## Directions for this task:
All of the lines below are to be transcribed faithfully, with pictures excluded from the copy.
— start —
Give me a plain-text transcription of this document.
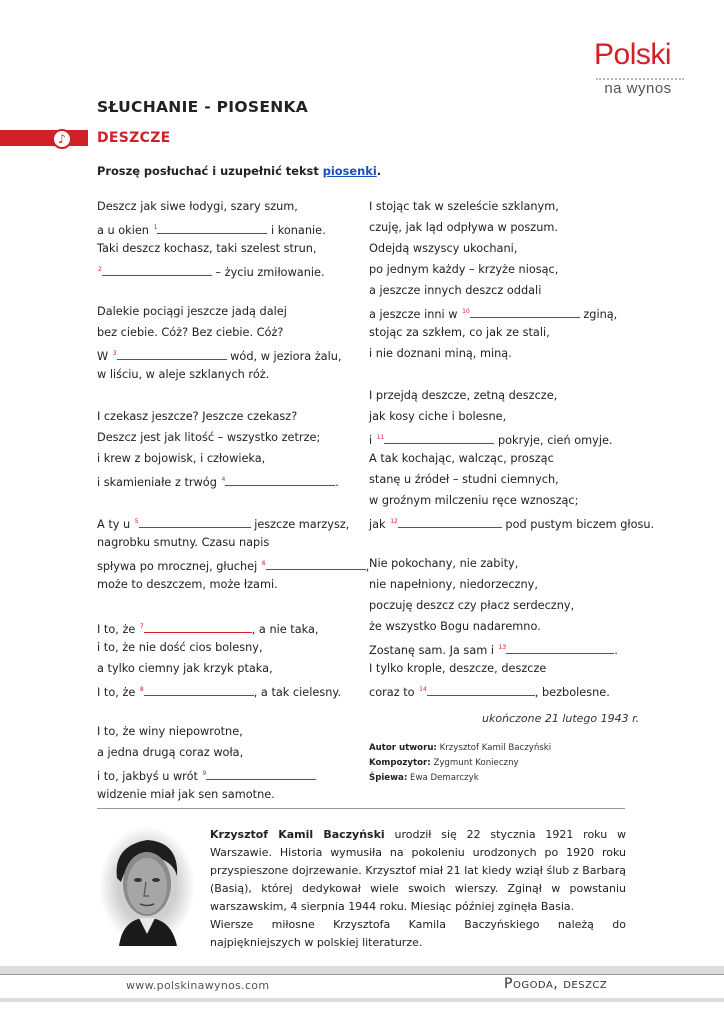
Polski
na wynos
SŁUCHANIE - PIOSENKA
♪	DESZCZE
Proszę posłuchać i uzupełnić tekst piosenki.
Deszcz jak siwe łodygi, szary szum,
a u okien $^1$	i konanie.
Taki deszcz kochasz, taki szelest strun,
$^2$	– życiu zmiłowanie.
Dalekie pociągi jeszcze jadą dalej
bez ciebie. Cóż? Bez ciebie. Cóż?
W $^3$	wód, w jeziora żalu,
w liściu, w aleje szklanych róż.
I czekasz jeszcze? Jeszcze czekasz?
Deszcz jest jak litość – wszystko zetrze;
i krew z bojowisk, i człowieka,
i skamieniałe z trwóg $^4$	.
A ty u $^5$	jeszcze marzysz,
nagrobku smutny. Czasu napis
spływa po mrocznej, głuchej $^6$	,
może to deszczem, może łzami.
I to, że $^7$	, a nie taka,
i to, że nie dość cios bolesny,
a tylko ciemny jak krzyk ptaka,
I to, że $^8$	, a tak cielesny.
I to, że winy niepowrotne,
a jedna drugą coraz woła,
i to, jakbyś u wrót $^9$
widzenie miał jak sen samotne.
I stojąc tak w szeleście szklanym,
czuję, jak ląd odpływa w poszum.
Odejdą wszyscy ukochani,
po jednym każdy – krzyże niosąc,
a jeszcze innych deszcz oddali
a jeszcze inni w $^{10}$	zginą,
stojąc za szkłem, co jak ze stali,
i nie doznani miną, miną.
I przejdą deszcze, zetną deszcze,
jak kosy ciche i bolesne,
i $^{11}$	pokryje, cień omyje.
A tak kochając, walcząc, prosząc
stanę u źródeł – studni ciemnych,
w groźnym milczeniu ręce wznosząc;
jak $^{12}$	pod pustym biczem głosu.
Nie pokochany, nie zabity,
nie napełniony, niedorzeczny,
poczuję deszcz czy płacz serdeczny,
że wszystko Bogu nadaremno.
Zostanę sam. Ja sam i $^{13}$	.
I tylko krople, deszcze, deszcze
coraz to $^{14}$	, bezbolesne.
ukończone 21 lutego 1943 r.
Autor utworu: Krzysztof Kamil Baczyński
Kompozytor: Zygmunt Konieczny
Śpiewa: Ewa Demarczyk

Krzysztof Kamil Baczyński urodził się 22 stycznia 1921 roku w Warszawie. Historia wymusiła na pokoleniu urodzonych po 1920 roku przyspieszone dojrzewanie. Krzysztof miał 21 lat kiedy wziął ślub z Barbarą (Basią), której dedykował wiele swoich wierszy. Zginął w powstaniu warszawskim, 4 sierpnia 1944 roku. Miesiąc później zginęła Basia.

Wiersze miłosne Krzysztofa Kamila Baczyńskiego należą do najpiękniejszych w polskiej literaturze.

www.polskinawynos.com	Pogoda, deszcz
— end —
## Response to this task:
Give me a plain-text transcription of this document.
Polski
na wynos
SŁUCHANIE - PIOSENKA
♪	DESZCZE
Proszę posłuchać i uzupełnić tekst piosenki.
Deszcz jak siwe łodygi, szary szum,
a u okien $^1$	i konanie.
Taki deszcz kochasz, taki szelest strun,
$^2$	– życiu zmiłowanie.
Dalekie pociągi jeszcze jadą dalej
bez ciebie. Cóż? Bez ciebie. Cóż?
W $^3$	wód, w jeziora żalu,
w liściu, w aleje szklanych róż.
I czekasz jeszcze? Jeszcze czekasz?
Deszcz jest jak litość – wszystko zetrze;
i krew z bojowisk, i człowieka,
i skamieniałe z trwóg $^4$	.
A ty u $^5$	jeszcze marzysz,
nagrobku smutny. Czasu napis
spływa po mrocznej, głuchej $^6$	,
może to deszczem, może łzami.
I to, że $^7$	, a nie taka,
i to, że nie dość cios bolesny,
a tylko ciemny jak krzyk ptaka,
I to, że $^8$	, a tak cielesny.
I to, że winy niepowrotne,
a jedna drugą coraz woła,
i to, jakbyś u wrót $^9$
widzenie miał jak sen samotne.
I stojąc tak w szeleście szklanym,
czuję, jak ląd odpływa w poszum.
Odejdą wszyscy ukochani,
po jednym każdy – krzyże niosąc,
a jeszcze innych deszcz oddali
a jeszcze inni w $^{10}$	zginą,
stojąc za szkłem, co jak ze stali,
i nie doznani miną, miną.
I przejdą deszcze, zetną deszcze,
jak kosy ciche i bolesne,
i $^{11}$	pokryje, cień omyje.
A tak kochając, walcząc, prosząc
stanę u źródeł – studni ciemnych,
w groźnym milczeniu ręce wznosząc;
jak $^{12}$	pod pustym biczem głosu.
Nie pokochany, nie zabity,
nie napełniony, niedorzeczny,
poczuję deszcz czy płacz serdeczny,
że wszystko Bogu nadaremno.
Zostanę sam. Ja sam i $^{13}$	.
I tylko krople, deszcze, deszcze
coraz to $^{14}$	, bezbolesne.
ukończone 21 lutego 1943 r.
Autor utworu: Krzysztof Kamil Baczyński
Kompozytor: Zygmunt Konieczny
Śpiewa: Ewa Demarczyk

Krzysztof Kamil Baczyński urodził się 22 stycznia 1921 roku w Warszawie. Historia wymusiła na pokoleniu urodzonych po 1920 roku przyspieszone dojrzewanie. Krzysztof miał 21 lat kiedy wziął ślub z Barbarą (Basią), której dedykował wiele swoich wierszy. Zginął w powstaniu warszawskim, 4 sierpnia 1944 roku. Miesiąc później zginęła Basia.

Wiersze miłosne Krzysztofa Kamila Baczyńskiego należą do najpiękniejszych w polskiej literaturze.

www.polskinawynos.com	Pogoda, deszcz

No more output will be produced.